• [Dataset records on visual material]:
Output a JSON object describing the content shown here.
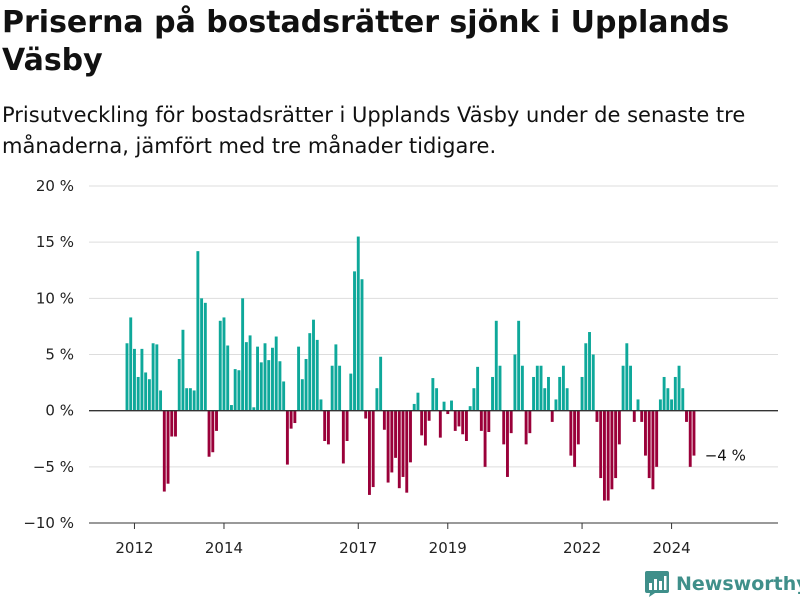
{
  "title": "Priserna på bostadsrätter sjönk i Upplands Väsby",
  "subtitle": "Prisutveckling för bostadsrätter i Upplands Väsby under de senaste tre månaderna, jämfört med tre månader tidigare.",
  "brand": {
    "name": "Newsworthy",
    "logo_icon": "bar-chart-logo-icon"
  },
  "colors": {
    "positive": "#0ea89a",
    "negative": "#9a0039",
    "grid": "#dddddd",
    "zero_line": "#333333",
    "brand": "#3f8f8a"
  },
  "chart_data": {
    "type": "bar",
    "x_start": "2011-11",
    "x_interval": "month",
    "ylim": [
      -10,
      20
    ],
    "yticks": [
      -10,
      -5,
      0,
      5,
      10,
      15,
      20
    ],
    "ytick_labels": [
      "−10 %",
      "−5 %",
      "0 %",
      "5 %",
      "10 %",
      "15 %",
      "20 %"
    ],
    "xticks": [
      {
        "date": "2012-01",
        "label": "2012"
      },
      {
        "date": "2014-01",
        "label": "2014"
      },
      {
        "date": "2017-01",
        "label": "2017"
      },
      {
        "date": "2019-01",
        "label": "2019"
      },
      {
        "date": "2022-01",
        "label": "2022"
      },
      {
        "date": "2024-01",
        "label": "2024"
      }
    ],
    "grid": true,
    "annotation": {
      "text": "−4 %",
      "date": "2024-08",
      "value": -4
    },
    "values": [
      6,
      8.3,
      5.5,
      3,
      5.5,
      3.4,
      2.8,
      6,
      5.9,
      1.8,
      -7.2,
      -6.5,
      -2.3,
      -2.3,
      4.6,
      7.2,
      2,
      2,
      1.8,
      14.2,
      10,
      9.6,
      -4.1,
      -3.7,
      -1.8,
      8,
      8.3,
      5.8,
      0.5,
      3.7,
      3.6,
      10,
      6.1,
      6.7,
      0.3,
      5.7,
      4.3,
      6,
      4.5,
      5.6,
      6.6,
      4.4,
      2.6,
      -4.8,
      -1.6,
      -1.1,
      5.7,
      2.8,
      4.6,
      6.9,
      8.1,
      6.3,
      1,
      -2.7,
      -3,
      4,
      5.9,
      4,
      -4.7,
      -2.7,
      3.3,
      12.4,
      15.5,
      11.7,
      -0.7,
      -7.5,
      -6.8,
      2,
      4.8,
      -1.7,
      -6.4,
      -5.5,
      -4.2,
      -6.9,
      -5.9,
      -7.3,
      -4.6,
      0.6,
      1.6,
      -2.2,
      -3.1,
      -0.9,
      2.9,
      2,
      -2.4,
      0.8,
      -0.3,
      0.9,
      -1.8,
      -1.4,
      -2.1,
      -2.7,
      0.4,
      2,
      3.9,
      -1.8,
      -5,
      -1.9,
      3,
      8,
      4,
      -3,
      -5.9,
      -2,
      5,
      8,
      4,
      -3,
      -2,
      3,
      4,
      4,
      2,
      3,
      -1,
      1,
      3,
      4,
      2,
      -4,
      -5,
      -3,
      3,
      6,
      7,
      5,
      -1,
      -6,
      -8,
      -8,
      -7,
      -6,
      -3,
      4,
      6,
      4,
      -1,
      1,
      -1,
      -4,
      -6,
      -7,
      -5,
      1,
      3,
      2,
      1,
      3,
      4,
      2,
      -1,
      -5,
      -4
    ]
  }
}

• [TASK PROMPT]:
Pictures are to be left out; repeat all the remaining data exactly.

• [IN RESPONSE]:
Output a JSON object describing the content shown here.
{
  "title": "Priserna på bostadsrätter sjönk i Upplands Väsby",
  "subtitle": "Prisutveckling för bostadsrätter i Upplands Väsby under de senaste tre månaderna, jämfört med tre månader tidigare.",
  "brand": {
    "name": "Newsworthy",
    "logo_icon": "bar-chart-logo-icon"
  },
  "colors": {
    "positive": "#0ea89a",
    "negative": "#9a0039",
    "grid": "#dddddd",
    "zero_line": "#333333",
    "brand": "#3f8f8a"
  },
  "chart_data": {
    "type": "bar",
    "x_start": "2011-11",
    "x_interval": "month",
    "ylim": [
      -10,
      20
    ],
    "yticks": [
      -10,
      -5,
      0,
      5,
      10,
      15,
      20
    ],
    "ytick_labels": [
      "−10 %",
      "−5 %",
      "0 %",
      "5 %",
      "10 %",
      "15 %",
      "20 %"
    ],
    "xticks": [
      {
        "date": "2012-01",
        "label": "2012"
      },
      {
        "date": "2014-01",
        "label": "2014"
      },
      {
        "date": "2017-01",
        "label": "2017"
      },
      {
        "date": "2019-01",
        "label": "2019"
      },
      {
        "date": "2022-01",
        "label": "2022"
      },
      {
        "date": "2024-01",
        "label": "2024"
      }
    ],
    "grid": true,
    "annotation": {
      "text": "−4 %",
      "date": "2024-08",
      "value": -4
    },
    "values": [
      6,
      8.3,
      5.5,
      3,
      5.5,
      3.4,
      2.8,
      6,
      5.9,
      1.8,
      -7.2,
      -6.5,
      -2.3,
      -2.3,
      4.6,
      7.2,
      2,
      2,
      1.8,
      14.2,
      10,
      9.6,
      -4.1,
      -3.7,
      -1.8,
      8,
      8.3,
      5.8,
      0.5,
      3.7,
      3.6,
      10,
      6.1,
      6.7,
      0.3,
      5.7,
      4.3,
      6,
      4.5,
      5.6,
      6.6,
      4.4,
      2.6,
      -4.8,
      -1.6,
      -1.1,
      5.7,
      2.8,
      4.6,
      6.9,
      8.1,
      6.3,
      1,
      -2.7,
      -3,
      4,
      5.9,
      4,
      -4.7,
      -2.7,
      3.3,
      12.4,
      15.5,
      11.7,
      -0.7,
      -7.5,
      -6.8,
      2,
      4.8,
      -1.7,
      -6.4,
      -5.5,
      -4.2,
      -6.9,
      -5.9,
      -7.3,
      -4.6,
      0.6,
      1.6,
      -2.2,
      -3.1,
      -0.9,
      2.9,
      2,
      -2.4,
      0.8,
      -0.3,
      0.9,
      -1.8,
      -1.4,
      -2.1,
      -2.7,
      0.4,
      2,
      3.9,
      -1.8,
      -5,
      -1.9,
      3,
      8,
      4,
      -3,
      -5.9,
      -2,
      5,
      8,
      4,
      -3,
      -2,
      3,
      4,
      4,
      2,
      3,
      -1,
      1,
      3,
      4,
      2,
      -4,
      -5,
      -3,
      3,
      6,
      7,
      5,
      -1,
      -6,
      -8,
      -8,
      -7,
      -6,
      -3,
      4,
      6,
      4,
      -1,
      1,
      -1,
      -4,
      -6,
      -7,
      -5,
      1,
      3,
      2,
      1,
      3,
      4,
      2,
      -1,
      -5,
      -4
    ]
  }
}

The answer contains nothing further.